## Your task:
Copy every line of the data that contains the string "Size".

## The records:

>> start

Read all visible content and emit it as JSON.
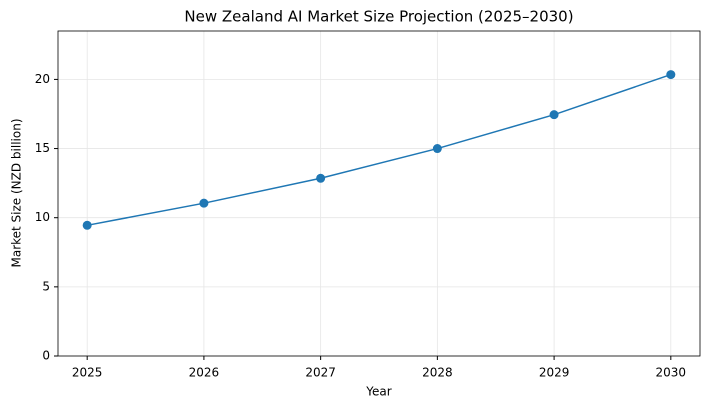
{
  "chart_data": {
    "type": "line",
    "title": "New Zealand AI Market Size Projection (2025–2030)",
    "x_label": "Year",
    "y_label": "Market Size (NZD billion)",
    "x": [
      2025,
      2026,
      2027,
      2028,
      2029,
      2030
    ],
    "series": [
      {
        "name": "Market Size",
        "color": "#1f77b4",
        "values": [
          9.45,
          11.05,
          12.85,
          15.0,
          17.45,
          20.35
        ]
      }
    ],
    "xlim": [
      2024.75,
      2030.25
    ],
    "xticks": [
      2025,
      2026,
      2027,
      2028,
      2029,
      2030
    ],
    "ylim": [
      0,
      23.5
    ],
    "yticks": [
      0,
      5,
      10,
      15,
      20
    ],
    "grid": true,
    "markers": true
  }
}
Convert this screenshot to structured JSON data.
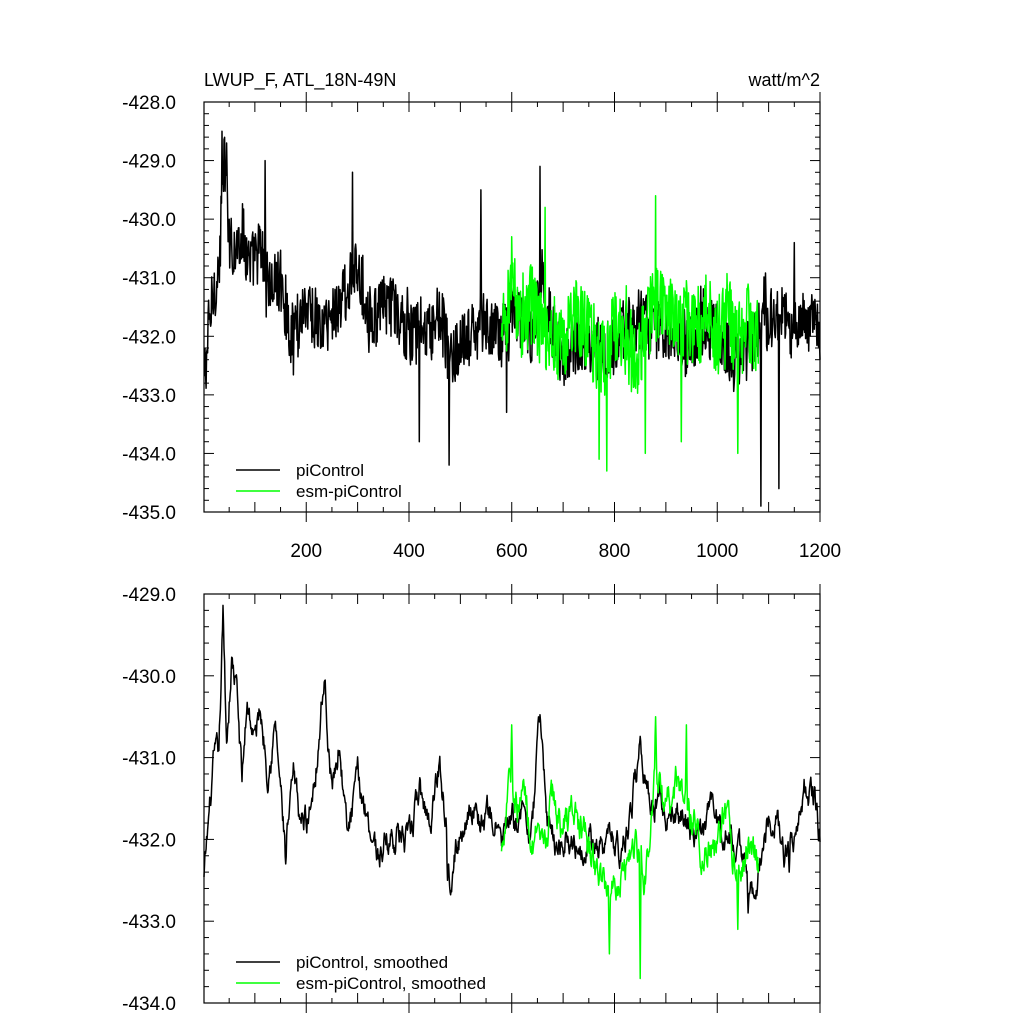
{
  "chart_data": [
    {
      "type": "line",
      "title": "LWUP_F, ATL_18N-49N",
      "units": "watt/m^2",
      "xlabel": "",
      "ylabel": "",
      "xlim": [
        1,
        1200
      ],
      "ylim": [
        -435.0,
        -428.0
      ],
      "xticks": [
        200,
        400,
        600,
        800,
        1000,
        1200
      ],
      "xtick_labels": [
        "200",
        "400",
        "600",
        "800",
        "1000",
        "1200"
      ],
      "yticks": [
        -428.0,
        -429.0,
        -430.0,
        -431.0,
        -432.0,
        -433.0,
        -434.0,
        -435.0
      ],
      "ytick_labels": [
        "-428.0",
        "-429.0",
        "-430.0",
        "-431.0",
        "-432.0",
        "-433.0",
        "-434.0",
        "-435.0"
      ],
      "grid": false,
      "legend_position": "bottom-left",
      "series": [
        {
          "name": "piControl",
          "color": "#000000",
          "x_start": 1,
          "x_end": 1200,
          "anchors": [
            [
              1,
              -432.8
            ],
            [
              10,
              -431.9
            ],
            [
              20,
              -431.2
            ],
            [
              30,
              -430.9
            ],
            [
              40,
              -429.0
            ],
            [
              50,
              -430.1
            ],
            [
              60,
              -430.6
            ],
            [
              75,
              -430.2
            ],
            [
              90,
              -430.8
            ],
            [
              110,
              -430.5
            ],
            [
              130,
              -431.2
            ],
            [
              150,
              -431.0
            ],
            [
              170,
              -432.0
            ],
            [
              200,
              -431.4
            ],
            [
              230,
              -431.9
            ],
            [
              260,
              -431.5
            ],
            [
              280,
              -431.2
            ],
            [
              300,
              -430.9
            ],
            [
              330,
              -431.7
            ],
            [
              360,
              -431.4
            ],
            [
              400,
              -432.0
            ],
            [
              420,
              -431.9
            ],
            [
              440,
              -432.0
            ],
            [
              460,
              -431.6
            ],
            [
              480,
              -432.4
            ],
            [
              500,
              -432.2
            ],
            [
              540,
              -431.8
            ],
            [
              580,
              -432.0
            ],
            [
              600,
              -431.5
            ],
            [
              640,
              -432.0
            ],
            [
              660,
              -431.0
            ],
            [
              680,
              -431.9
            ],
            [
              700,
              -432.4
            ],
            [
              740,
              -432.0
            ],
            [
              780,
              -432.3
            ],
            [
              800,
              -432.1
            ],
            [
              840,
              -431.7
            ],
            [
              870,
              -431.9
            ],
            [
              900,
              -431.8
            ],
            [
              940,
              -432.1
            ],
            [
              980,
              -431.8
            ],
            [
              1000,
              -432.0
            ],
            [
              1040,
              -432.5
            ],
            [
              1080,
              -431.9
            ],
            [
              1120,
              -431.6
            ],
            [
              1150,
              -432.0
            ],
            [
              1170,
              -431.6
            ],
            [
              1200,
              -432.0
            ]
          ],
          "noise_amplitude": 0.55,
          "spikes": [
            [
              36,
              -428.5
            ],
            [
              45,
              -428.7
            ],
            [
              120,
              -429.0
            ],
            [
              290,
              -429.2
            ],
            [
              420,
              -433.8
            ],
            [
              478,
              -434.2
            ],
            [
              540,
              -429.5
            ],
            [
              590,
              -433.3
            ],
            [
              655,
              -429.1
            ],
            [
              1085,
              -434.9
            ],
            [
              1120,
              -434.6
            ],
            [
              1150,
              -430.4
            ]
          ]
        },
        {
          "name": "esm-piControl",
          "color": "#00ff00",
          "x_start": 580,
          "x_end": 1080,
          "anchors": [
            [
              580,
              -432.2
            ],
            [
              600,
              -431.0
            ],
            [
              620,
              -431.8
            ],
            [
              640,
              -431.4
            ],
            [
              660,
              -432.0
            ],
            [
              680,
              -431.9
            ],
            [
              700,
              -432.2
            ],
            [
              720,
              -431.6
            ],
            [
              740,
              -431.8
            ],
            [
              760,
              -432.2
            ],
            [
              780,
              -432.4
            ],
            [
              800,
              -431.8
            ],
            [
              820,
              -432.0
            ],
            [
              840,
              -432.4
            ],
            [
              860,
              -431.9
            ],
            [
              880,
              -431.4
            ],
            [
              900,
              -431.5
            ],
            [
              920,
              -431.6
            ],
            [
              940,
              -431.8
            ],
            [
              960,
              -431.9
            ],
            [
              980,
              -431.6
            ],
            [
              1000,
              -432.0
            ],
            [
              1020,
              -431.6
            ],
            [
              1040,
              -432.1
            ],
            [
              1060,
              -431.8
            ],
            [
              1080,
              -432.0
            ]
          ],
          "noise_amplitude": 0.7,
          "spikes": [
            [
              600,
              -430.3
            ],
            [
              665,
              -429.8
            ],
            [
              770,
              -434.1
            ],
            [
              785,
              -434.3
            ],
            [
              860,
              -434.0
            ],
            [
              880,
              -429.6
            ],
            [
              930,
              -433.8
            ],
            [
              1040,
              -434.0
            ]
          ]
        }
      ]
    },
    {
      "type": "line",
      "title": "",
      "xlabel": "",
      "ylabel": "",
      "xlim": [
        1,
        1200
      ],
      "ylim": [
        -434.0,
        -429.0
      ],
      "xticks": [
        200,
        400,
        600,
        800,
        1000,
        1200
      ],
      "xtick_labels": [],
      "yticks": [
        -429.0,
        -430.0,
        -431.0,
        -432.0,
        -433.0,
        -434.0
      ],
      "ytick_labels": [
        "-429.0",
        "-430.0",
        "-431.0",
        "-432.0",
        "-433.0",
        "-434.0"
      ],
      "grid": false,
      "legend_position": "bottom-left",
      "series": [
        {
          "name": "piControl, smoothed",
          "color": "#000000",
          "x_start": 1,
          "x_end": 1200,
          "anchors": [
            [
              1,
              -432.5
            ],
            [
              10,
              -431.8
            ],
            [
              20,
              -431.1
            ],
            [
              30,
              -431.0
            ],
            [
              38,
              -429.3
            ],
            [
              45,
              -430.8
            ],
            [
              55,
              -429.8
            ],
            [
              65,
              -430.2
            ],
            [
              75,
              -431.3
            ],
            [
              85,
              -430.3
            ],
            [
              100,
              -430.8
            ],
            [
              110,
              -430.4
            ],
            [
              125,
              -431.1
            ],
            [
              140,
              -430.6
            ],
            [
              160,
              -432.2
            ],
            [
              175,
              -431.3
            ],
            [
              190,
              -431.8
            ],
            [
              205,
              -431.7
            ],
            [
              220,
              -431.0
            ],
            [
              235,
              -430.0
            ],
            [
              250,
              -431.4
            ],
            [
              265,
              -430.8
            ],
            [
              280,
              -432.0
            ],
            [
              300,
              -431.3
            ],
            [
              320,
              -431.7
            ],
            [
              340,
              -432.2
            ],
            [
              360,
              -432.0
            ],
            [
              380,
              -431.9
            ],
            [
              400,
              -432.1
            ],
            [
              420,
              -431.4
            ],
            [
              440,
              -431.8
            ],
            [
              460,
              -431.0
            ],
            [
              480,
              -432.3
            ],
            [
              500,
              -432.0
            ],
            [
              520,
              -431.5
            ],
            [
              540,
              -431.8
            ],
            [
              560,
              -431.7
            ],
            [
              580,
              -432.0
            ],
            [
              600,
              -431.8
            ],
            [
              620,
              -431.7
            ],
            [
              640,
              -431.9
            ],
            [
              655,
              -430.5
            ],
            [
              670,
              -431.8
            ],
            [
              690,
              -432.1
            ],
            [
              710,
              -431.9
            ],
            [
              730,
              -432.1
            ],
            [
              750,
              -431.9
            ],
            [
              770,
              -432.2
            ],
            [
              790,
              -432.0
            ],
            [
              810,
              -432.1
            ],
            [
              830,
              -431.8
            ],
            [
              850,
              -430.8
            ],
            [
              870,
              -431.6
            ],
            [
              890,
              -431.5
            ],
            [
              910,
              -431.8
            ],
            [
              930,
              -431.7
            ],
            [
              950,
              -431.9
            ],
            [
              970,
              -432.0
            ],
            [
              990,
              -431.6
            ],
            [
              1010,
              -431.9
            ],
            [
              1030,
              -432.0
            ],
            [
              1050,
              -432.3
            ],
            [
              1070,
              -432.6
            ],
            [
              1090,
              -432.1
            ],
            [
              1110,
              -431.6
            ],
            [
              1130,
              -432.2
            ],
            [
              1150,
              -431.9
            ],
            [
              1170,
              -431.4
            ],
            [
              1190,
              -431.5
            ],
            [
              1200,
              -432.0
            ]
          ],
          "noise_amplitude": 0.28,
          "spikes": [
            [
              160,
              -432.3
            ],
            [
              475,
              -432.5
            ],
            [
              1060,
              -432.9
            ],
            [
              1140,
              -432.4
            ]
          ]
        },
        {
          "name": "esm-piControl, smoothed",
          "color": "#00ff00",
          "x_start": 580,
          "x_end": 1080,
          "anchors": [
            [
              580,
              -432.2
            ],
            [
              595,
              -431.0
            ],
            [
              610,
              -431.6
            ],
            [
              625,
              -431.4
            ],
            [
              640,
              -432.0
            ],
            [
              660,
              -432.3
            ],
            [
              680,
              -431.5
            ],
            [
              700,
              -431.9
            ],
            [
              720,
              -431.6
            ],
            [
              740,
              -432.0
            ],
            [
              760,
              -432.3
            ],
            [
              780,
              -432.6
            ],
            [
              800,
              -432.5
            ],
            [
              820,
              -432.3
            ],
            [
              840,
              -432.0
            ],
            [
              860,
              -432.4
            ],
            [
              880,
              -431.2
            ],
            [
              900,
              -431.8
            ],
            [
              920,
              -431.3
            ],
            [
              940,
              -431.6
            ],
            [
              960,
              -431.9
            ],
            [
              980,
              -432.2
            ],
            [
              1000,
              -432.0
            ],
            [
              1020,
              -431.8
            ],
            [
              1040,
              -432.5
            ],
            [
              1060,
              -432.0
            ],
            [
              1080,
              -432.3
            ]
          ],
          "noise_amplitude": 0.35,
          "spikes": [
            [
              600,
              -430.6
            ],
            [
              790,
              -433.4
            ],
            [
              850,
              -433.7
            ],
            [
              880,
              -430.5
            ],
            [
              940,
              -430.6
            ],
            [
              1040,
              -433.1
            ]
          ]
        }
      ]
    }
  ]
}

>> end

## Answer to this problem:
    "title": "New Zealand AI Market Size Projection (2025–2030)",
    "y_label": "Market Size (NZD billion)",
        "name": "Market Size",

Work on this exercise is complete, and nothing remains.